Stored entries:
+ + +

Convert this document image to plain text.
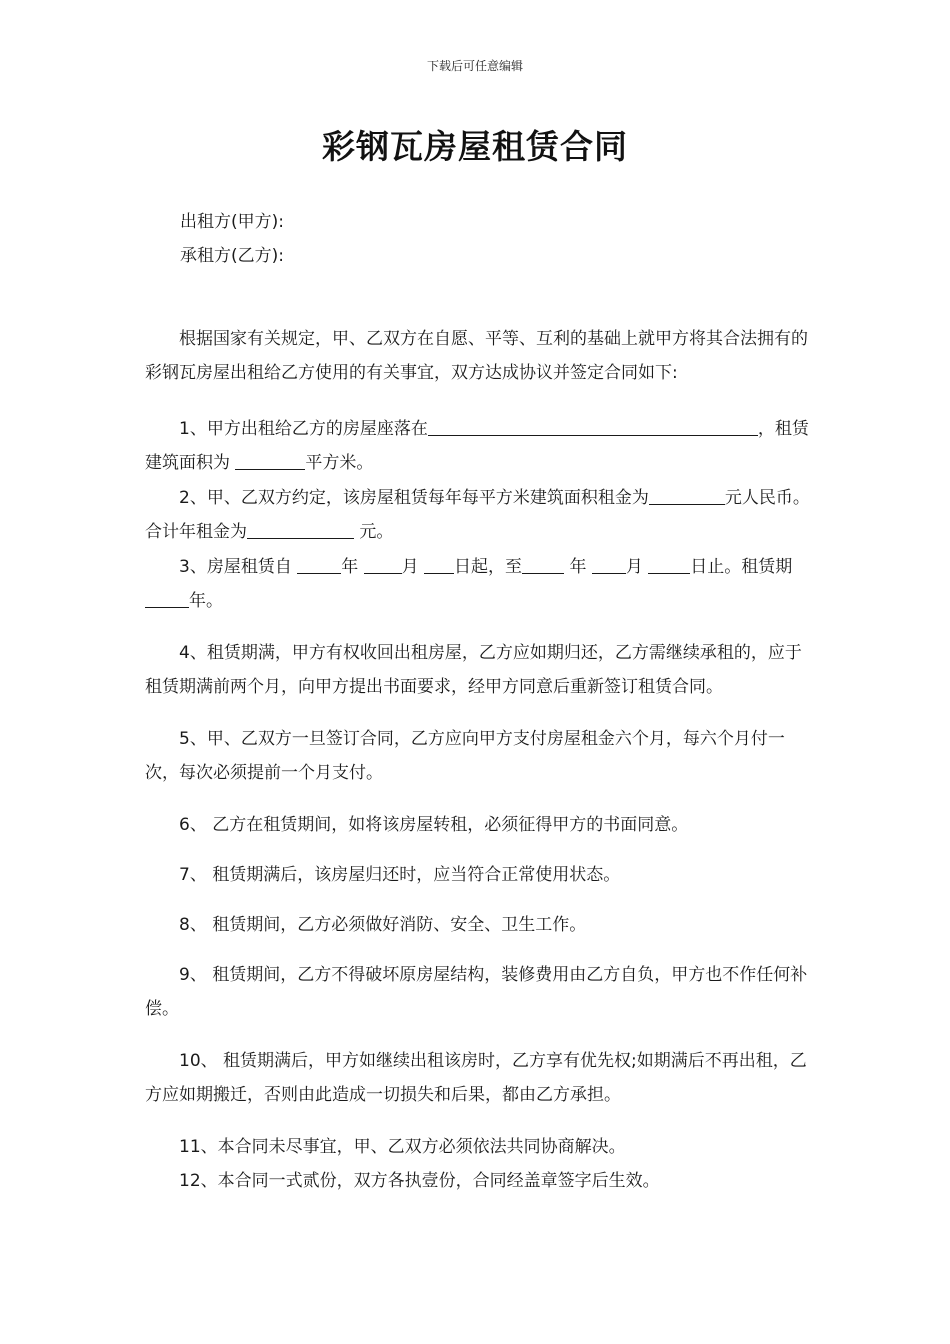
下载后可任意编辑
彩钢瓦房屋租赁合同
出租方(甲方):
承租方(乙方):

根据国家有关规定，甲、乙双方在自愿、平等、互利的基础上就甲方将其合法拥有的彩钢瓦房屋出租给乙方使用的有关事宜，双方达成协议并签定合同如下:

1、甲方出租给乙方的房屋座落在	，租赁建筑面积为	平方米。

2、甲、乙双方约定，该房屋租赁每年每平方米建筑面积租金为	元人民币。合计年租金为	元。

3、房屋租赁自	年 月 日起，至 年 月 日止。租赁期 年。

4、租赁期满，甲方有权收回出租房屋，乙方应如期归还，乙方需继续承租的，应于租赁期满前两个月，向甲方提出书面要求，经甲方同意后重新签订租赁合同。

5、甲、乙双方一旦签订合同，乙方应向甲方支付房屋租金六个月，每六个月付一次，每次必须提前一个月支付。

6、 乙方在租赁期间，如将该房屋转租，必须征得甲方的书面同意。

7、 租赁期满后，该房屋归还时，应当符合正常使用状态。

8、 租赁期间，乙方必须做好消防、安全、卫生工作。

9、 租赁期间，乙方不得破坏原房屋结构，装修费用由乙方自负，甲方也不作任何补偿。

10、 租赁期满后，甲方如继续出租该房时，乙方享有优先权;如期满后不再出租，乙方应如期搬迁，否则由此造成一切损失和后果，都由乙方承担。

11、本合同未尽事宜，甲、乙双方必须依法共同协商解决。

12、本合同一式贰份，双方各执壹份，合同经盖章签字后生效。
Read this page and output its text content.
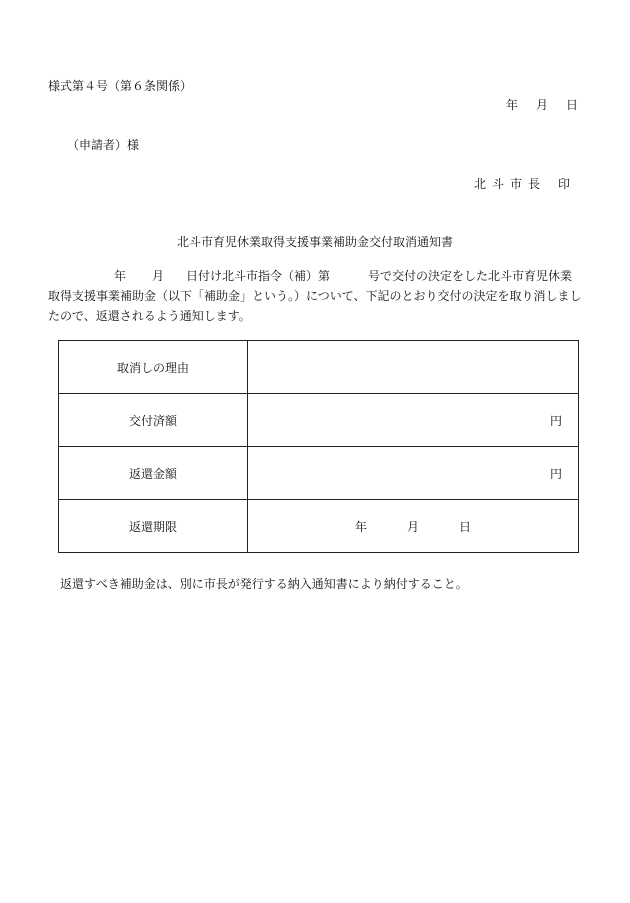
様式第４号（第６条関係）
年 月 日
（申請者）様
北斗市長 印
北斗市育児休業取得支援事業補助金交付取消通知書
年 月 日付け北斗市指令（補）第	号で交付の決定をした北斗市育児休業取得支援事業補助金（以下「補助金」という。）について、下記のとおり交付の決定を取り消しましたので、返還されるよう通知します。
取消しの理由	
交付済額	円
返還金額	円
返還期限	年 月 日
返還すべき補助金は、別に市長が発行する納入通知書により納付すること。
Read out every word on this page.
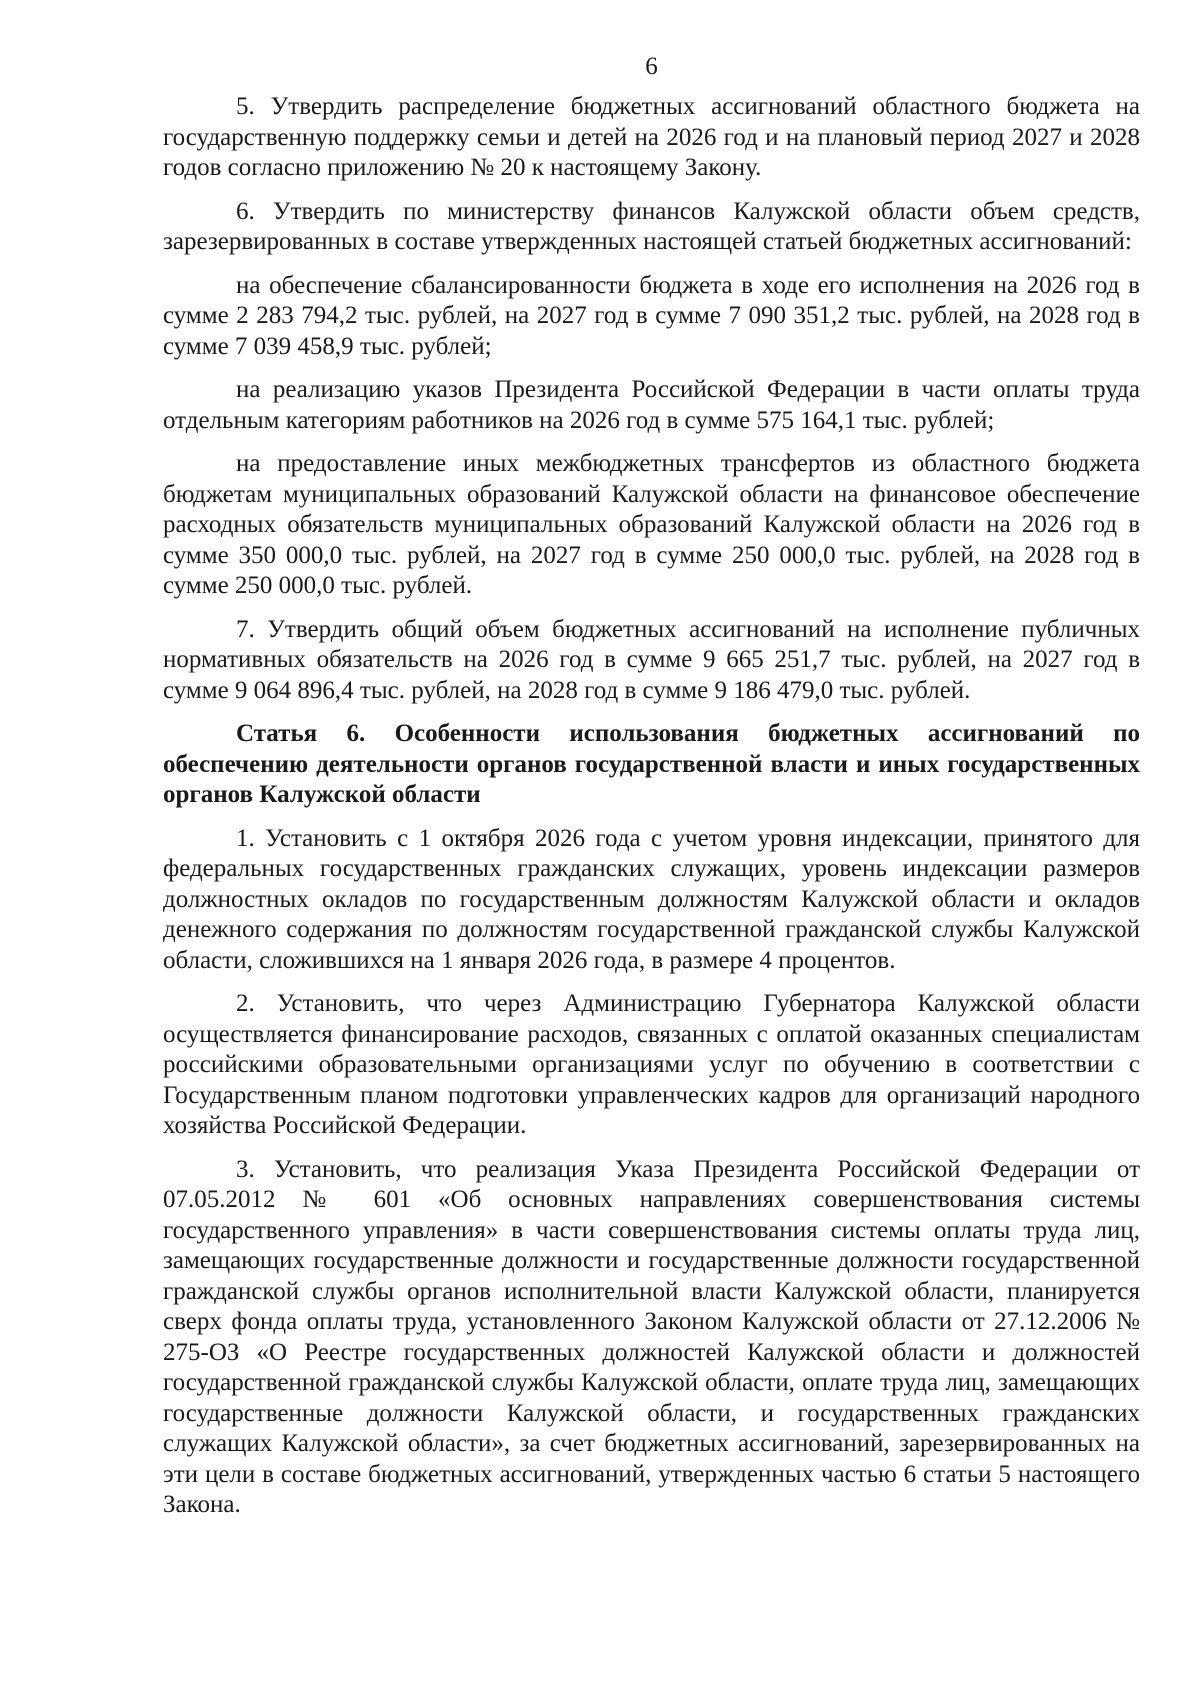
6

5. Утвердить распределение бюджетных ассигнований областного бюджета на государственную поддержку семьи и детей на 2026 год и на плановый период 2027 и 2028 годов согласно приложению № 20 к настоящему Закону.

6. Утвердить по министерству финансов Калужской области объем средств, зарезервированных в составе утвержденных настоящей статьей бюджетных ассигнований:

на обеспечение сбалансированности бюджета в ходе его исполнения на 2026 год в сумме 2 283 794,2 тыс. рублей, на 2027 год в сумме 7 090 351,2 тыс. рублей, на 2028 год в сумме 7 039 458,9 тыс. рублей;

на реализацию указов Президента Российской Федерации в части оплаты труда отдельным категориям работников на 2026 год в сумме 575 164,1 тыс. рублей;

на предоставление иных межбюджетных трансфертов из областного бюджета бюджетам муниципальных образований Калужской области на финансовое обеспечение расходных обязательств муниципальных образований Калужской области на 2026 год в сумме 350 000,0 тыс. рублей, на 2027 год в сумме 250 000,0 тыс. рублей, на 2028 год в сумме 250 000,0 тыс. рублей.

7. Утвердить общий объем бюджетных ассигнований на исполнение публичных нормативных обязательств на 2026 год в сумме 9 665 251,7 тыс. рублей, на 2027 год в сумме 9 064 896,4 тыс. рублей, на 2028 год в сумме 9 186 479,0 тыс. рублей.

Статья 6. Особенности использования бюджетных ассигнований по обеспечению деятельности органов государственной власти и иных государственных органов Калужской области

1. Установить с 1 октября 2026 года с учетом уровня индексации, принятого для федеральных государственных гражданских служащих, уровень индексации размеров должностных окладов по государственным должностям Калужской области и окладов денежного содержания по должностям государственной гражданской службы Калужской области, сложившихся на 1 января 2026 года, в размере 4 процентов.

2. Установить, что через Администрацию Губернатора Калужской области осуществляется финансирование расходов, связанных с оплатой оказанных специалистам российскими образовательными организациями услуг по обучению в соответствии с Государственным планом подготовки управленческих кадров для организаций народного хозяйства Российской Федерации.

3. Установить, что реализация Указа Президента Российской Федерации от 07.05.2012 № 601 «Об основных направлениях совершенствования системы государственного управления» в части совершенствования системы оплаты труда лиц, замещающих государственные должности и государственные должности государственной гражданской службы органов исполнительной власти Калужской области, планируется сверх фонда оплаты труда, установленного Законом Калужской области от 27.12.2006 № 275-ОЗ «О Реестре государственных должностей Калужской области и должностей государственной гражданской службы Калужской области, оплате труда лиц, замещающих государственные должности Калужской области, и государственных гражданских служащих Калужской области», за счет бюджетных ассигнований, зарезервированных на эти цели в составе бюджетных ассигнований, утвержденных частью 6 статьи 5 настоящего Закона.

+ + +

Required work. Look above for lines with the word "Установить" and copy them all.

Expected output.
1. Установить с 1 октября 2026 года с учетом уровня индексации, принятого для федеральных государственных гражданских служащих, уровень индексации размеров должностных окладов по государственным должностям Калужской области и окладов денежного содержания по должностям государственной гражданской службы Калужской области, сложившихся на 1 января 2026 года, в размере 4 процентов.
2. Установить, что через Администрацию Губернатора Калужской области осуществляется финансирование расходов, связанных с оплатой оказанных специалистам российскими образовательными организациями услуг по обучению в соответствии с Государственным планом подготовки управленческих кадров для организаций народного хозяйства Российской Федерации.
3. Установить, что реализация Указа Президента Российской Федерации от 07.05.2012 № 601 «Об основных направлениях совершенствования системы государственного управления» в части совершенствования системы оплаты труда лиц, замещающих государственные должности и государственные должности государственной гражданской службы органов исполнительной власти Калужской области, планируется сверх фонда оплаты труда, установленного Законом Калужской области от 27.12.2006 № 275-ОЗ «О Реестре государственных должностей Калужской области и должностей государственной гражданской службы Калужской области, оплате труда лиц, замещающих государственные должности Калужской области, и государственных гражданских служащих Калужской области», за счет бюджетных ассигнований, зарезервированных на эти цели в составе бюджетных ассигнований, утвержденных частью 6 статьи 5 настоящего Закона.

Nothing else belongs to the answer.